Ausgangstext:

·····

14 Dazu ist zunächst festzustellen, daß sich aus der Vorschrift 3 zu Kapitel 99 des GZT ergibt, daß Bildhauerarbeiten, die den Charakter einer Handelsware haben, unter anderem Handwerkserzeugnisse, nicht zu diesem Kapitel, "Kunstgegenstände, Sammlungsstücke und Antiquitäten", gehören, sondern nach ihrer Beschaffenheit zu tarifieren sind.

15 Sodann ist darauf hinzuweisen, daß diese Zuordnung durch den Wortlaut der Tarifnummer 99.01 bestätigt wird, die bei den Gemälden und Zeichnungen handbemalte oder handverzierte gewerbliche Erzeugnisse von ihrem Anwendungsbereich ausnimmt.

16 Daraus ergibt sich, wie der Gerichtshof bereits entschieden hat, daß der Umstand, daß einem Gegenstand ein künstlerischer Charakter zugeschrieben werden kann, nicht zwangsläufig dessen Zuordnung zu Kapitel 99 des GZT zur Folge hat, da diese Eigenschaft im wesentlichen nach subjektiven und sich wandelnden Kriterien bestimmt wird ( siehe z. B. Urteil vom 13. Dezember 1989, Raab, a. a. O., Randnr. 12 ).

17 Selbst wenn also, wie die Firma farfalla vorträgt, die im Ausgangsverfahren in Rede stehenden Paperweights als Kunstwerke anzusehen wären, könnte dieser Umstand für die Tarifierung dieser Waren nicht maßgebend sein.

·····

Bereitgestelltes Material:
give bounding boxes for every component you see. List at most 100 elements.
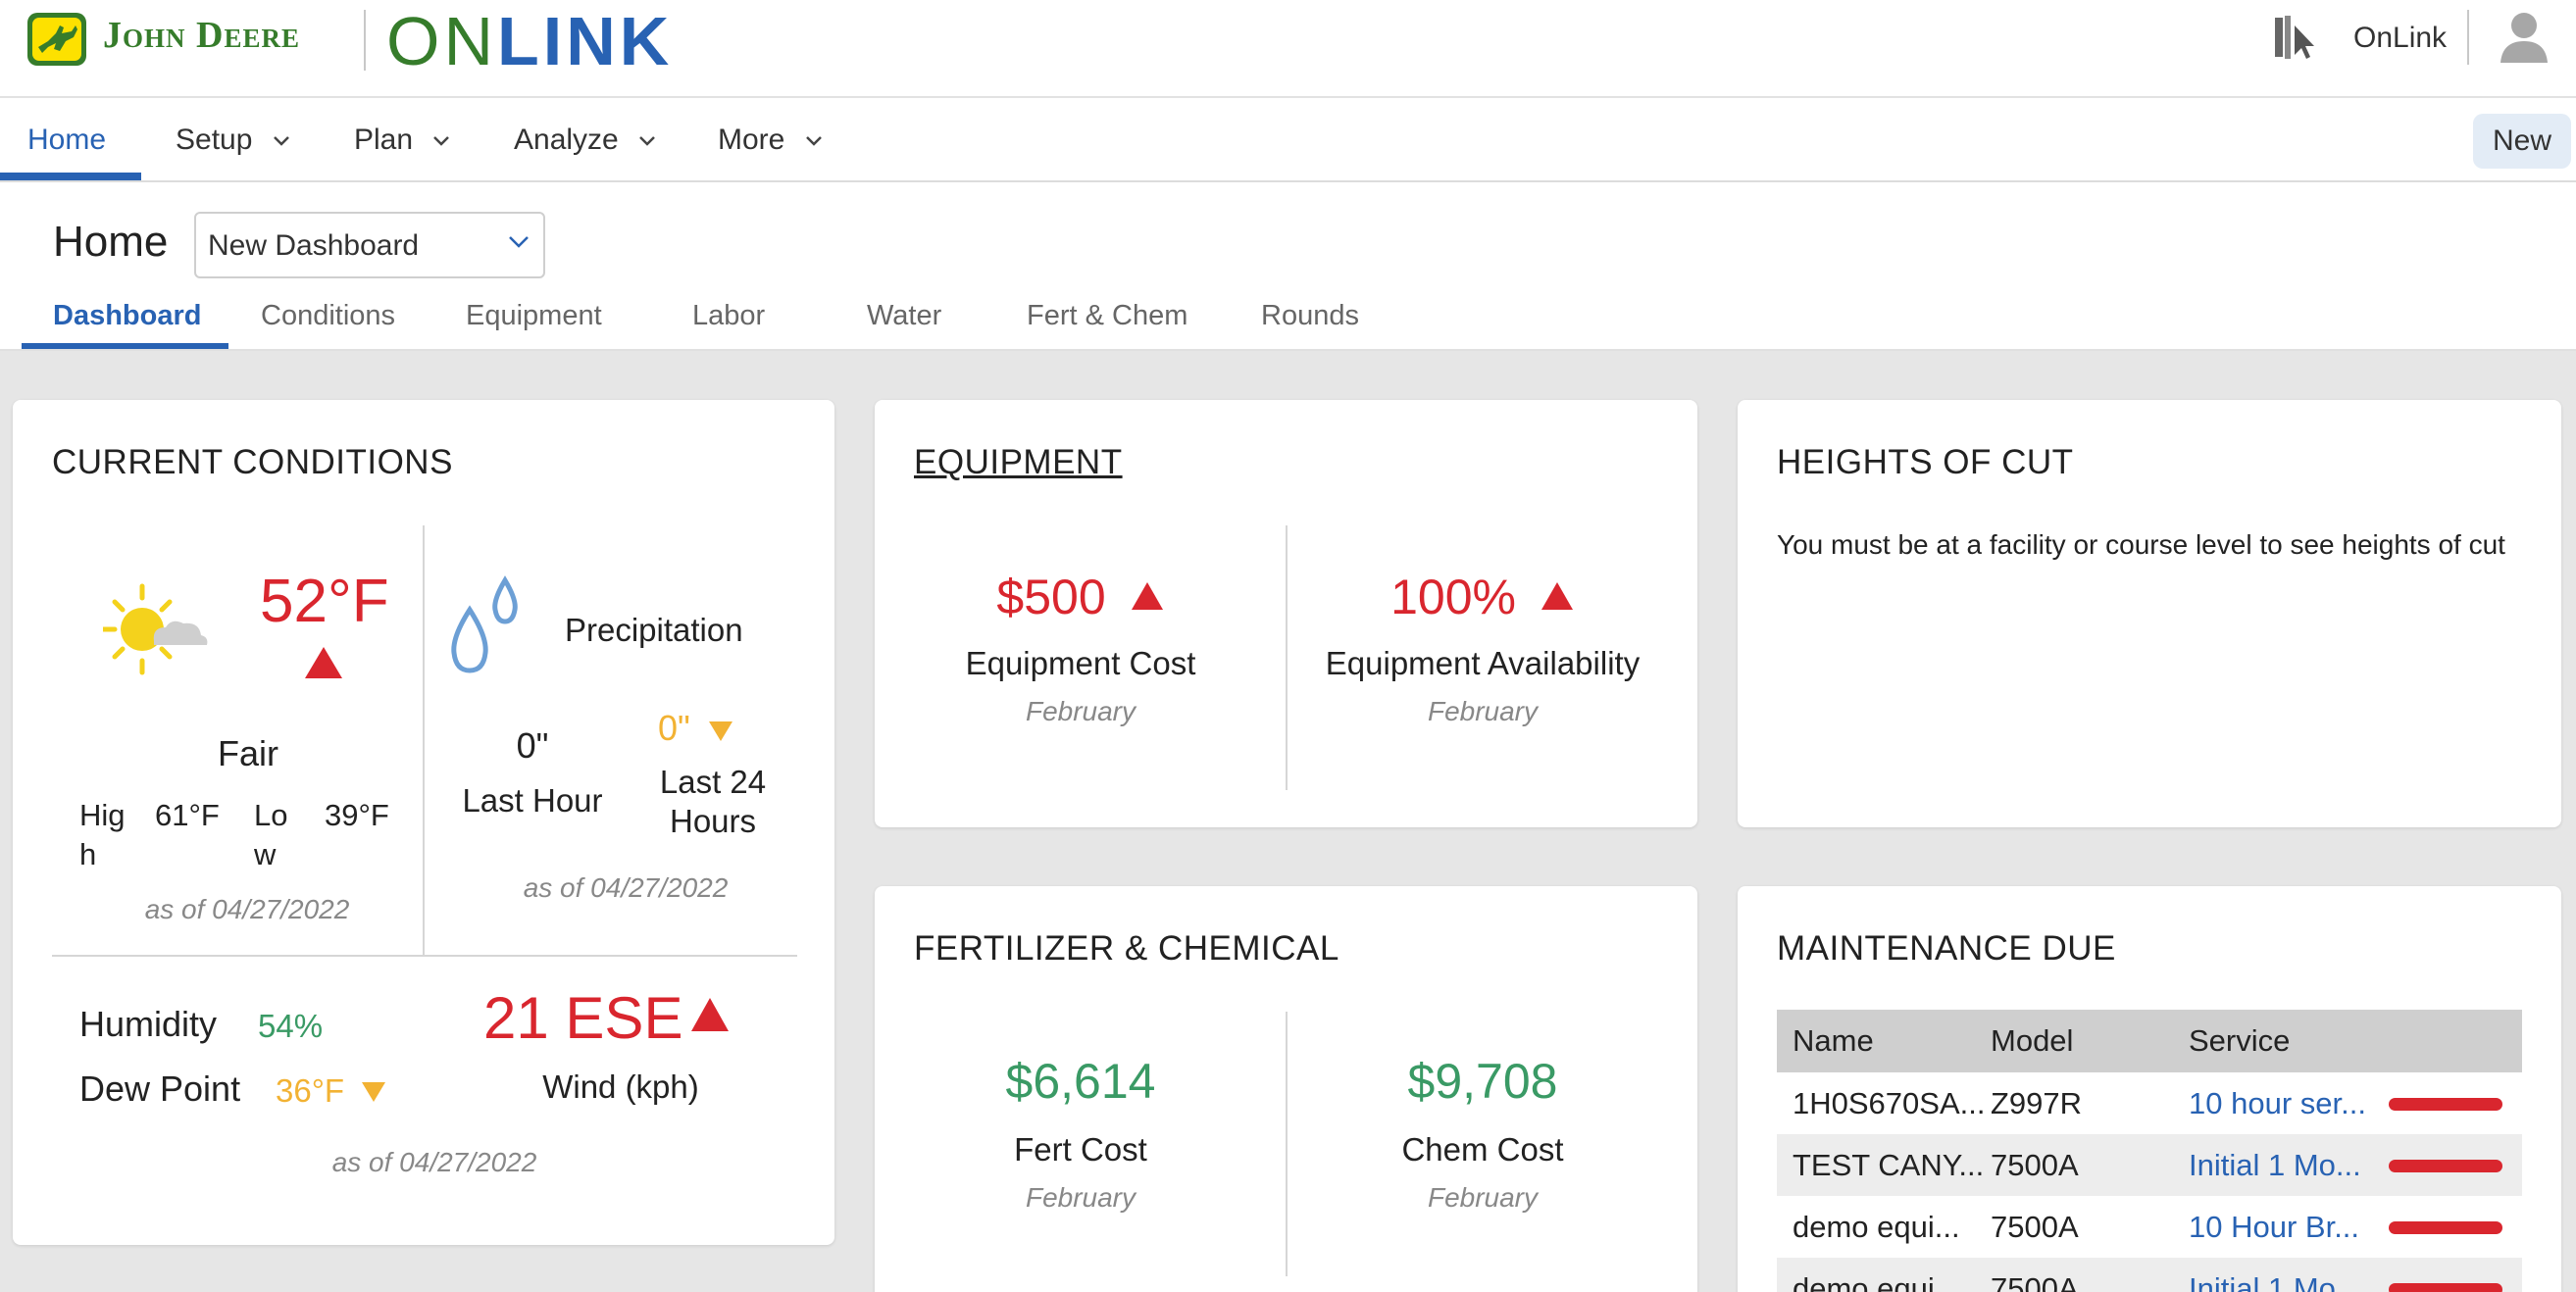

·····

Aufgaben:
**A.** Schreiben Sie aus dem Urteilsauszug zur Zolltarifierung den Abschnitt von „14 Dazu ist“ bis einschließlich „zu tarifieren sind.“ wortgetreu ab.
**B.** Setzen Sie den Urteilsauszug zur Zolltarifierung im Anschluss an seinen letzten Satz fort.

Schriftliche Antworten:
**A.**
14 Dazu ist zunächst festzustellen, daß sich aus der Vorschrift 3 zu Kapitel 99 des GZT ergibt, daß Bildhauerarbeiten, die den Charakter einer Handelsware haben, unter anderem Handwerkserzeugnisse, nicht zu diesem Kapitel, "Kunstgegenstände, Sammlungsstücke und Antiquitäten", gehören, sondern nach ihrer Beschaffenheit zu tarifieren sind.

**B.**
18 Ausserdem ist festzustellen, daß der Grund, weshalb der GZT für bestimmte Kunstwerke Zollfreiheit vorsieht, darin besteht, daß diese Werke, da es sich um ganz persönliche Schöpfungen handelt, mit denen Künstler einem ästhetischen Ideal Ausdruck verleihen, wirtschaftlich weder untereinander noch mit anderen Gegenständen im Wettbewerb stehen.

19 Eine solche Zollfreiheit ist daher für Gegenstände, die sich in einer zumindest potentiellen wirtschaftlichen Wettbewerbssituation mit anderen ähnlichen Erzeugnissen industrieller oder handwerklicher Herstellung befinden, nicht gerechtfertigt.

20 Da sich die Zollbehörden bei der Tarifierung nur auf objektive Kriterien stützen können, die sich aus den äusseren Merkmalen der Waren ergeben, müssen diese Waren, auch wenn sie von Künstlern handgefertigt sind, immer dann als Handelswaren im Sinne der Vorschrift 3 zu Kapitel 99 des GZT angesehen werden, wenn sie nach ihrer äusseren Gestaltung vergleichbaren, industriell oder handwerklich hergestellten Erzeugnissen ähneln.

21 Dies ist aber bei den Paperweights, um die es im Ausgangsverfahren geht, der Fall. Denn aus den vom vorlegenden Gericht übermittelten Akten und den Erörterungen vor dem Gerichtshof geht hervor, daß diese Paperweights nach ihren Merkmalen und Eigenschaften, wie sie sich aus ihrer äusseren Erscheinung ergeben, für die Zwecke der Tarifierung den Charakter einer Handelsware haben, da sie mit Erzeugnissen, die ähnlich aussehen und von berühmten Kristallfabriken industriell hergestellt werden, im Wettbewerb stehen können.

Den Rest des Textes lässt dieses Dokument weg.